WHAT NEEDS TO BE DONE:
Copy each record exactly as it reads, leaving out any pictures it holds.

PROVIDED DATA:
____
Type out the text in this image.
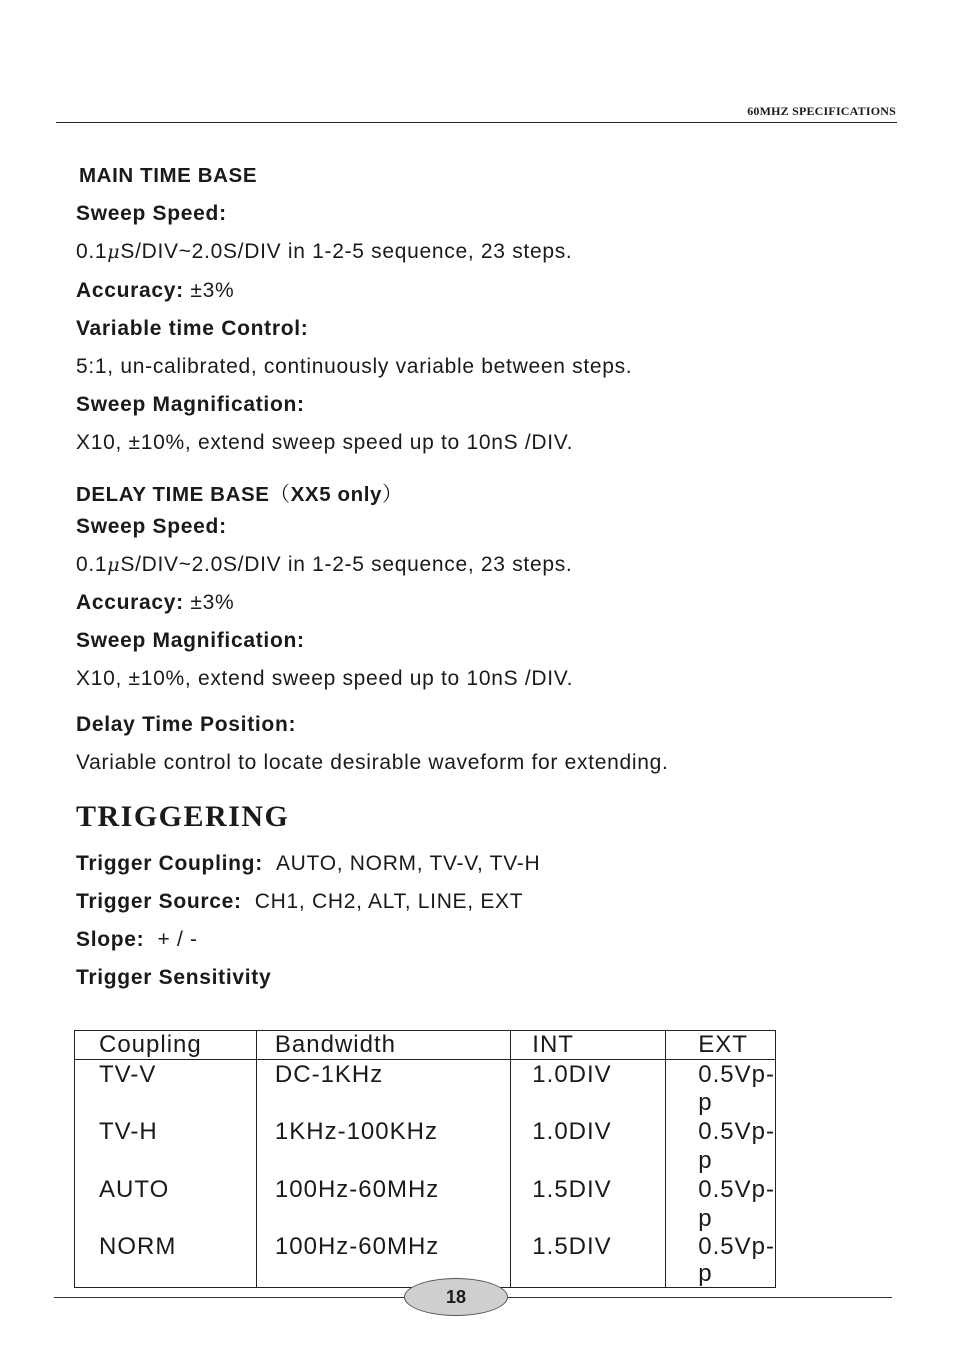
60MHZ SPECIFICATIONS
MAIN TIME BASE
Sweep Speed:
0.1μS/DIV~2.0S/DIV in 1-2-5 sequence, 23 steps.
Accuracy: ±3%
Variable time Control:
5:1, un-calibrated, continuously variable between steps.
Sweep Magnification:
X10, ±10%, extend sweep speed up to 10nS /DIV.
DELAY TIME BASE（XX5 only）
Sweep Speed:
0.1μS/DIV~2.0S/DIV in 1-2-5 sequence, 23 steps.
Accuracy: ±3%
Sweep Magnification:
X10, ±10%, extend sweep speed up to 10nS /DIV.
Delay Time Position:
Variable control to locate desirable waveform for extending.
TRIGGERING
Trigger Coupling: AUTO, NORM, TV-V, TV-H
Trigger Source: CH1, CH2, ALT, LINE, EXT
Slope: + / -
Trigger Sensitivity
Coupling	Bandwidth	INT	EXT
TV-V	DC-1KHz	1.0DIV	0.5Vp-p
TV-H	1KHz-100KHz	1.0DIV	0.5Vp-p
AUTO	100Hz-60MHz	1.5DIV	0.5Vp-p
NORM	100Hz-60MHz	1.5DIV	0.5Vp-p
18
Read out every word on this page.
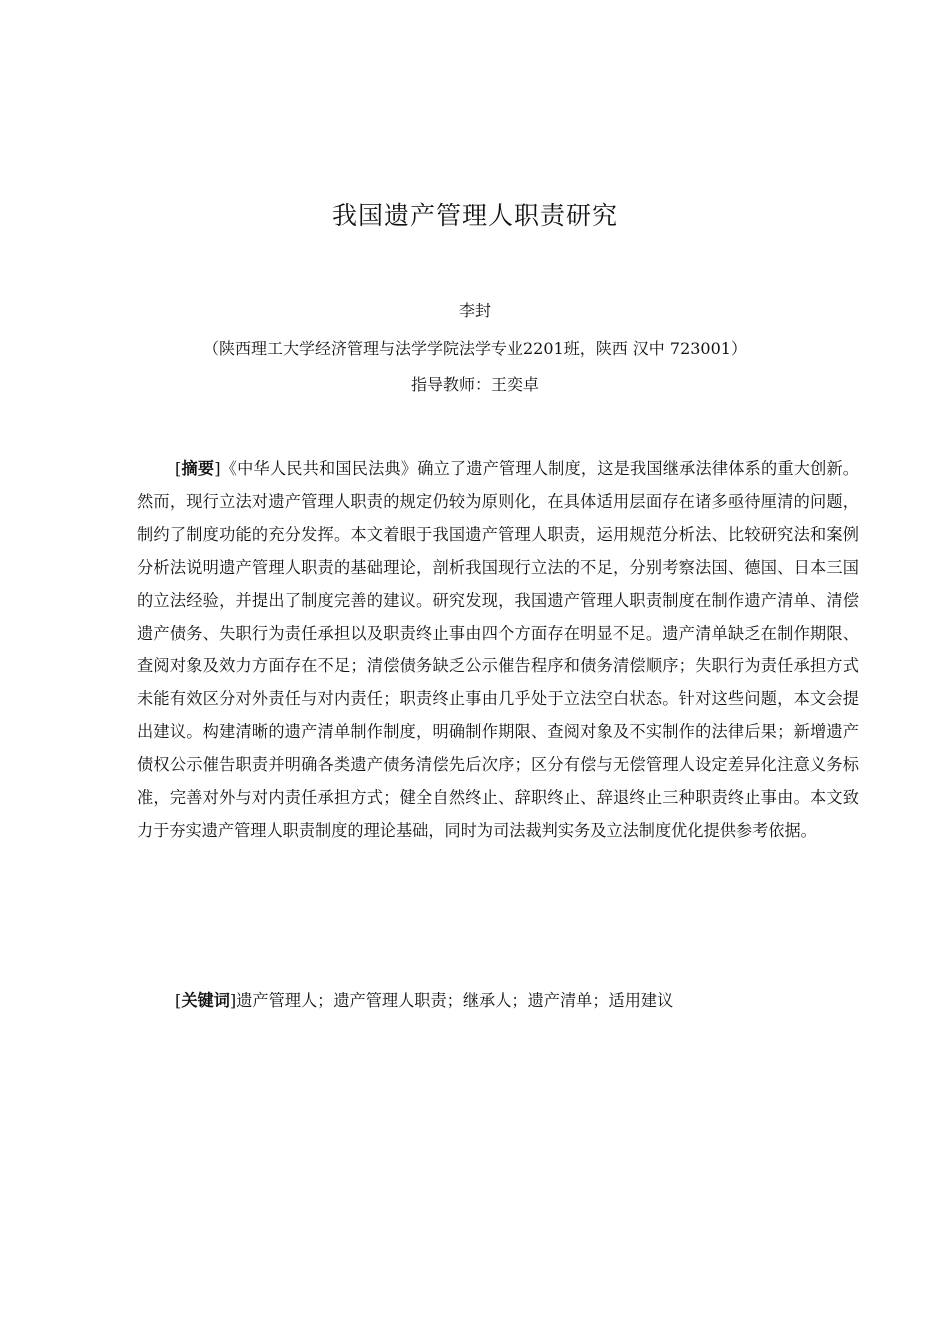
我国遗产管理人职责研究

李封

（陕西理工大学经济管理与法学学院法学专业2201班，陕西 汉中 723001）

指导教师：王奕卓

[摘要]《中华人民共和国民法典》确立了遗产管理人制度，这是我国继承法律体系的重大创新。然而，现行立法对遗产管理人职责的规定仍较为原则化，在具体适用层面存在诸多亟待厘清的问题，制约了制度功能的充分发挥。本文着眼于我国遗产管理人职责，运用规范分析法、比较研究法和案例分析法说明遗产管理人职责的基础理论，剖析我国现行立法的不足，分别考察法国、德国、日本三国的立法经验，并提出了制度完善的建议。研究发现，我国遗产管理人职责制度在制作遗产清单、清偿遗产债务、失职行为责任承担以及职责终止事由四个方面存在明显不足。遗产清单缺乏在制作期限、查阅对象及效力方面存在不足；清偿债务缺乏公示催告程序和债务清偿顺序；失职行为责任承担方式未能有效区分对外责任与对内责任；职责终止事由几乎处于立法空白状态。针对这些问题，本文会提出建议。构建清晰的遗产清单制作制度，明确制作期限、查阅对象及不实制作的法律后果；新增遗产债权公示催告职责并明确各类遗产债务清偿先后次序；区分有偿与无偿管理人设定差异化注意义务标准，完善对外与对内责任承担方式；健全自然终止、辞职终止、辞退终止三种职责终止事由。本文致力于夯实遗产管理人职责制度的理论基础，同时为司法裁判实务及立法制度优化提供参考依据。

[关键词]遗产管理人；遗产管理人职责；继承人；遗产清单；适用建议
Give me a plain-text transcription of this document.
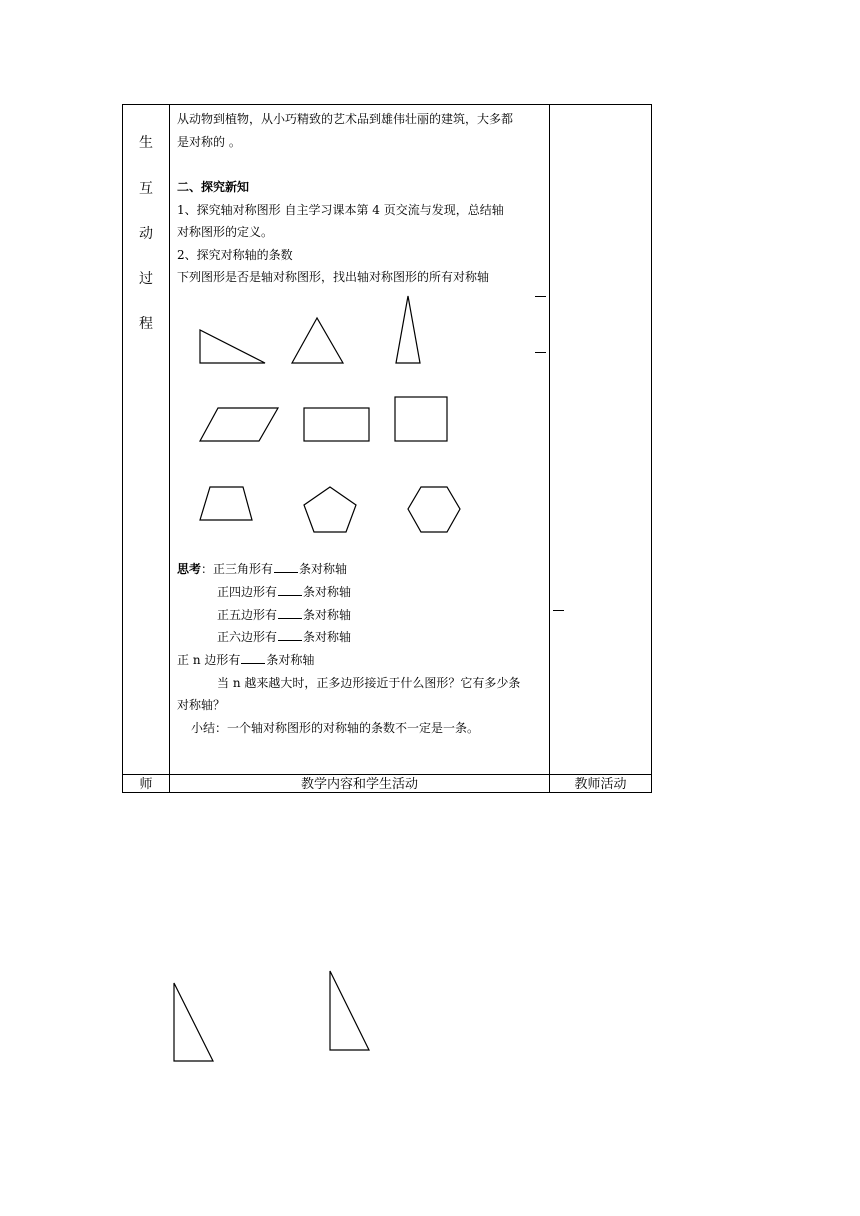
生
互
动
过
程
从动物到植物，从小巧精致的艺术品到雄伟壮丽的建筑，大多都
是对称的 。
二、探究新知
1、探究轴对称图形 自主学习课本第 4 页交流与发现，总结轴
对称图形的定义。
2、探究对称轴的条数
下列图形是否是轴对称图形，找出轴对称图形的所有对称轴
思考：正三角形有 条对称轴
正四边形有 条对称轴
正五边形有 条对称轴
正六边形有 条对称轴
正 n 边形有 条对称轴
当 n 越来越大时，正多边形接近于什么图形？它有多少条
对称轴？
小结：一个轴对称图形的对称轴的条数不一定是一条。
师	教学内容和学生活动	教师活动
____
FULL RESPONSE:
Type out the text in this image.
60MHZ SPECIFICATIONS
MAIN TIME BASE
Sweep Speed:
0.1μS/DIV~2.0S/DIV in 1-2-5 sequence, 23 steps.
Accuracy: ±3%
Variable time Control:
5:1, un-calibrated, continuously variable between steps.
Sweep Magnification:
X10, ±10%, extend sweep speed up to 10nS /DIV.
DELAY TIME BASE（XX5 only）
Sweep Speed:
0.1μS/DIV~2.0S/DIV in 1-2-5 sequence, 23 steps.
Accuracy: ±3%
Sweep Magnification:
X10, ±10%, extend sweep speed up to 10nS /DIV.
Delay Time Position:
Variable control to locate desirable waveform for extending.
TRIGGERING
Trigger Coupling: AUTO, NORM, TV-V, TV-H
Trigger Source: CH1, CH2, ALT, LINE, EXT
Slope: + / -
Trigger Sensitivity
Coupling	Bandwidth	INT	EXT
TV-V	DC-1KHz	1.0DIV	0.5Vp-p
TV-H	1KHz-100KHz	1.0DIV	0.5Vp-p
AUTO	100Hz-60MHz	1.5DIV	0.5Vp-p
NORM	100Hz-60MHz	1.5DIV	0.5Vp-p
18
Read out every word on this page.
我国遗产管理人职责研究

李封

（陕西理工大学经济管理与法学学院法学专业2201班，陕西 汉中 723001）

指导教师：王奕卓

[摘要]《中华人民共和国民法典》确立了遗产管理人制度，这是我国继承法律体系的重大创新。然而，现行立法对遗产管理人职责的规定仍较为原则化，在具体适用层面存在诸多亟待厘清的问题，制约了制度功能的充分发挥。本文着眼于我国遗产管理人职责，运用规范分析法、比较研究法和案例分析法说明遗产管理人职责的基础理论，剖析我国现行立法的不足，分别考察法国、德国、日本三国的立法经验，并提出了制度完善的建议。研究发现，我国遗产管理人职责制度在制作遗产清单、清偿遗产债务、失职行为责任承担以及职责终止事由四个方面存在明显不足。遗产清单缺乏在制作期限、查阅对象及效力方面存在不足；清偿债务缺乏公示催告程序和债务清偿顺序；失职行为责任承担方式未能有效区分对外责任与对内责任；职责终止事由几乎处于立法空白状态。针对这些问题，本文会提出建议。构建清晰的遗产清单制作制度，明确制作期限、查阅对象及不实制作的法律后果；新增遗产债权公示催告职责并明确各类遗产债务清偿先后次序；区分有偿与无偿管理人设定差异化注意义务标准，完善对外与对内责任承担方式；健全自然终止、辞职终止、辞退终止三种职责终止事由。本文致力于夯实遗产管理人职责制度的理论基础，同时为司法裁判实务及立法制度优化提供参考依据。

[关键词]遗产管理人；遗产管理人职责；继承人；遗产清单；适用建议
Give me a plain-text transcription of this document.
生
互
动
过
程
从动物到植物，从小巧精致的艺术品到雄伟壮丽的建筑，大多都
是对称的 。
二、探究新知
1、探究轴对称图形 自主学习课本第 4 页交流与发现，总结轴
对称图形的定义。
2、探究对称轴的条数
下列图形是否是轴对称图形，找出轴对称图形的所有对称轴
思考：正三角形有 条对称轴
正四边形有 条对称轴
正五边形有 条对称轴
正六边形有 条对称轴
正 n 边形有 条对称轴
当 n 越来越大时，正多边形接近于什么图形？它有多少条
对称轴？
小结：一个轴对称图形的对称轴的条数不一定是一条。
师	教学内容和学生活动	教师活动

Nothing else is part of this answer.